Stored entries
--------------------------------

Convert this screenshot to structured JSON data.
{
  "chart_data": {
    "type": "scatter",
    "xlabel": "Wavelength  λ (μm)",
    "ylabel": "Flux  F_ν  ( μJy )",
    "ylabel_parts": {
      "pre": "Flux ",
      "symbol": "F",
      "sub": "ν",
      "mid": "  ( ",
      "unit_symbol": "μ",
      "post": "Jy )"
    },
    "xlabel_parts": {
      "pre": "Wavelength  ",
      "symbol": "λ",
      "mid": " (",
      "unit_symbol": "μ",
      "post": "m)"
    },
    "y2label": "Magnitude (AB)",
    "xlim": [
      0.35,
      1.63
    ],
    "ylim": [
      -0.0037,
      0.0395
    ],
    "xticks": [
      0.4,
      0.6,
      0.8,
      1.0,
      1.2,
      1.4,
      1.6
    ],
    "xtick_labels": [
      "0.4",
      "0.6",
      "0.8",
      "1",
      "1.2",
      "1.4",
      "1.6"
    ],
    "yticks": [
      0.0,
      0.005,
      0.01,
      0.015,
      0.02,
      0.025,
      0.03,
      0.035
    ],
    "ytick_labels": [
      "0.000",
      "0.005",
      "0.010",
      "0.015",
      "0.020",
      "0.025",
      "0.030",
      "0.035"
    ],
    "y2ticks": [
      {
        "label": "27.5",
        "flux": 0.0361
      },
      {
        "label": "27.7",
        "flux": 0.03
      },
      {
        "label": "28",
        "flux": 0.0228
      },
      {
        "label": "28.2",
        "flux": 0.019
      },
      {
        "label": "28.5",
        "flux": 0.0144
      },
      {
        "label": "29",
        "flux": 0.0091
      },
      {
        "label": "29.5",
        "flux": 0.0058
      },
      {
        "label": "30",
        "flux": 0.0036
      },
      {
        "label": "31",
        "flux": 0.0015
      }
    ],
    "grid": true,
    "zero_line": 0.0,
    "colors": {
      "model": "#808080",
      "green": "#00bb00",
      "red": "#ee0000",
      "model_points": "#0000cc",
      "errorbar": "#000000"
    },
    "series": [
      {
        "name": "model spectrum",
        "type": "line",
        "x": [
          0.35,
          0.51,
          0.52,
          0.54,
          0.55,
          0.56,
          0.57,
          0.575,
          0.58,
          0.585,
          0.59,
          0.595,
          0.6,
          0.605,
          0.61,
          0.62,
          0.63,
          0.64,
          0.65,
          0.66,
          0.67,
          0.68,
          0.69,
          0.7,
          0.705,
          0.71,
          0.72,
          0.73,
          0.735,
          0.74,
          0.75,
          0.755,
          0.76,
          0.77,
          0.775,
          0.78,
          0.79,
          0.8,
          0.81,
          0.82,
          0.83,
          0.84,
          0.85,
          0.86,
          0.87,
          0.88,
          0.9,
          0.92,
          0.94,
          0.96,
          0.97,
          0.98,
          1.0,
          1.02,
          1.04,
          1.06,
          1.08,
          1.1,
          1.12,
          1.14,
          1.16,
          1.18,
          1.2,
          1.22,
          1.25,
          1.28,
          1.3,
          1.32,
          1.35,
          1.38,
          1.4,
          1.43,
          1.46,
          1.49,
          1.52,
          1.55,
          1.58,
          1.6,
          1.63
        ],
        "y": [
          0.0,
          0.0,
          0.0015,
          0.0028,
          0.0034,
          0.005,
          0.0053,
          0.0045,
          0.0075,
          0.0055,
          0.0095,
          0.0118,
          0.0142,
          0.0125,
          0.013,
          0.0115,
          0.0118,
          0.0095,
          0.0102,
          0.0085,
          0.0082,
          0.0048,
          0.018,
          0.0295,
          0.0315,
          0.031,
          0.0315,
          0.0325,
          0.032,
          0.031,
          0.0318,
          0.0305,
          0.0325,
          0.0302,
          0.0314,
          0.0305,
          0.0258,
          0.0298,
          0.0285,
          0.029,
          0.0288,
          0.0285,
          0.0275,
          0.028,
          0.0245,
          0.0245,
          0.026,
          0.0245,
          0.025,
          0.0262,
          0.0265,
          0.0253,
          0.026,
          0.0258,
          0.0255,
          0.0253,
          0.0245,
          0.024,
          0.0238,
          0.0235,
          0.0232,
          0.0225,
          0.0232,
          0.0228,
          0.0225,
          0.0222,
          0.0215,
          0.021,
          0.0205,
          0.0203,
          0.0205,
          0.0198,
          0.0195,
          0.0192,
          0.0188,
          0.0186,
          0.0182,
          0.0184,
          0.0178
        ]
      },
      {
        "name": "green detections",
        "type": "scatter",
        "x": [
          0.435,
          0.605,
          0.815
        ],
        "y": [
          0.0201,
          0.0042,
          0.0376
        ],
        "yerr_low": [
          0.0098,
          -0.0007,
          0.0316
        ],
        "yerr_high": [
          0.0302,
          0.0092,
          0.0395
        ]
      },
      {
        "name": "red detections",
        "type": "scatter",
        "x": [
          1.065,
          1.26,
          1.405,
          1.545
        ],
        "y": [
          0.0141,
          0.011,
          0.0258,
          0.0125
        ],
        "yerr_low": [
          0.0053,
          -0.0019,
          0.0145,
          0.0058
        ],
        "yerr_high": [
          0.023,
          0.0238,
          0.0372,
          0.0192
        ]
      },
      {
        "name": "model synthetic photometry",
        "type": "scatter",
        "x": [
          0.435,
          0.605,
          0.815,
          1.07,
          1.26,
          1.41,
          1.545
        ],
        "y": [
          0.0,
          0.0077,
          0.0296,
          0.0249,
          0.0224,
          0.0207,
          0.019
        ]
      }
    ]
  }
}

--------------------------------

• **THE EXERCISE**
All of the data needs to be printed once more, exactly.

• **THE OUTPUT**
Convert this screenshot to structured JSON data.
{
  "chart_data": {
    "type": "scatter",
    "xlabel": "Wavelength  λ (μm)",
    "ylabel": "Flux  F_ν  ( μJy )",
    "ylabel_parts": {
      "pre": "Flux ",
      "symbol": "F",
      "sub": "ν",
      "mid": "  ( ",
      "unit_symbol": "μ",
      "post": "Jy )"
    },
    "xlabel_parts": {
      "pre": "Wavelength  ",
      "symbol": "λ",
      "mid": " (",
      "unit_symbol": "μ",
      "post": "m)"
    },
    "y2label": "Magnitude (AB)",
    "xlim": [
      0.35,
      1.63
    ],
    "ylim": [
      -0.0037,
      0.0395
    ],
    "xticks": [
      0.4,
      0.6,
      0.8,
      1.0,
      1.2,
      1.4,
      1.6
    ],
    "xtick_labels": [
      "0.4",
      "0.6",
      "0.8",
      "1",
      "1.2",
      "1.4",
      "1.6"
    ],
    "yticks": [
      0.0,
      0.005,
      0.01,
      0.015,
      0.02,
      0.025,
      0.03,
      0.035
    ],
    "ytick_labels": [
      "0.000",
      "0.005",
      "0.010",
      "0.015",
      "0.020",
      "0.025",
      "0.030",
      "0.035"
    ],
    "y2ticks": [
      {
        "label": "27.5",
        "flux": 0.0361
      },
      {
        "label": "27.7",
        "flux": 0.03
      },
      {
        "label": "28",
        "flux": 0.0228
      },
      {
        "label": "28.2",
        "flux": 0.019
      },
      {
        "label": "28.5",
        "flux": 0.0144
      },
      {
        "label": "29",
        "flux": 0.0091
      },
      {
        "label": "29.5",
        "flux": 0.0058
      },
      {
        "label": "30",
        "flux": 0.0036
      },
      {
        "label": "31",
        "flux": 0.0015
      }
    ],
    "grid": true,
    "zero_line": 0.0,
    "colors": {
      "model": "#808080",
      "green": "#00bb00",
      "red": "#ee0000",
      "model_points": "#0000cc",
      "errorbar": "#000000"
    },
    "series": [
      {
        "name": "model spectrum",
        "type": "line",
        "x": [
          0.35,
          0.51,
          0.52,
          0.54,
          0.55,
          0.56,
          0.57,
          0.575,
          0.58,
          0.585,
          0.59,
          0.595,
          0.6,
          0.605,
          0.61,
          0.62,
          0.63,
          0.64,
          0.65,
          0.66,
          0.67,
          0.68,
          0.69,
          0.7,
          0.705,
          0.71,
          0.72,
          0.73,
          0.735,
          0.74,
          0.75,
          0.755,
          0.76,
          0.77,
          0.775,
          0.78,
          0.79,
          0.8,
          0.81,
          0.82,
          0.83,
          0.84,
          0.85,
          0.86,
          0.87,
          0.88,
          0.9,
          0.92,
          0.94,
          0.96,
          0.97,
          0.98,
          1.0,
          1.02,
          1.04,
          1.06,
          1.08,
          1.1,
          1.12,
          1.14,
          1.16,
          1.18,
          1.2,
          1.22,
          1.25,
          1.28,
          1.3,
          1.32,
          1.35,
          1.38,
          1.4,
          1.43,
          1.46,
          1.49,
          1.52,
          1.55,
          1.58,
          1.6,
          1.63
        ],
        "y": [
          0.0,
          0.0,
          0.0015,
          0.0028,
          0.0034,
          0.005,
          0.0053,
          0.0045,
          0.0075,
          0.0055,
          0.0095,
          0.0118,
          0.0142,
          0.0125,
          0.013,
          0.0115,
          0.0118,
          0.0095,
          0.0102,
          0.0085,
          0.0082,
          0.0048,
          0.018,
          0.0295,
          0.0315,
          0.031,
          0.0315,
          0.0325,
          0.032,
          0.031,
          0.0318,
          0.0305,
          0.0325,
          0.0302,
          0.0314,
          0.0305,
          0.0258,
          0.0298,
          0.0285,
          0.029,
          0.0288,
          0.0285,
          0.0275,
          0.028,
          0.0245,
          0.0245,
          0.026,
          0.0245,
          0.025,
          0.0262,
          0.0265,
          0.0253,
          0.026,
          0.0258,
          0.0255,
          0.0253,
          0.0245,
          0.024,
          0.0238,
          0.0235,
          0.0232,
          0.0225,
          0.0232,
          0.0228,
          0.0225,
          0.0222,
          0.0215,
          0.021,
          0.0205,
          0.0203,
          0.0205,
          0.0198,
          0.0195,
          0.0192,
          0.0188,
          0.0186,
          0.0182,
          0.0184,
          0.0178
        ]
      },
      {
        "name": "green detections",
        "type": "scatter",
        "x": [
          0.435,
          0.605,
          0.815
        ],
        "y": [
          0.0201,
          0.0042,
          0.0376
        ],
        "yerr_low": [
          0.0098,
          -0.0007,
          0.0316
        ],
        "yerr_high": [
          0.0302,
          0.0092,
          0.0395
        ]
      },
      {
        "name": "red detections",
        "type": "scatter",
        "x": [
          1.065,
          1.26,
          1.405,
          1.545
        ],
        "y": [
          0.0141,
          0.011,
          0.0258,
          0.0125
        ],
        "yerr_low": [
          0.0053,
          -0.0019,
          0.0145,
          0.0058
        ],
        "yerr_high": [
          0.023,
          0.0238,
          0.0372,
          0.0192
        ]
      },
      {
        "name": "model synthetic photometry",
        "type": "scatter",
        "x": [
          0.435,
          0.605,
          0.815,
          1.07,
          1.26,
          1.41,
          1.545
        ],
        "y": [
          0.0,
          0.0077,
          0.0296,
          0.0249,
          0.0224,
          0.0207,
          0.019
        ]
      }
    ]
  }
}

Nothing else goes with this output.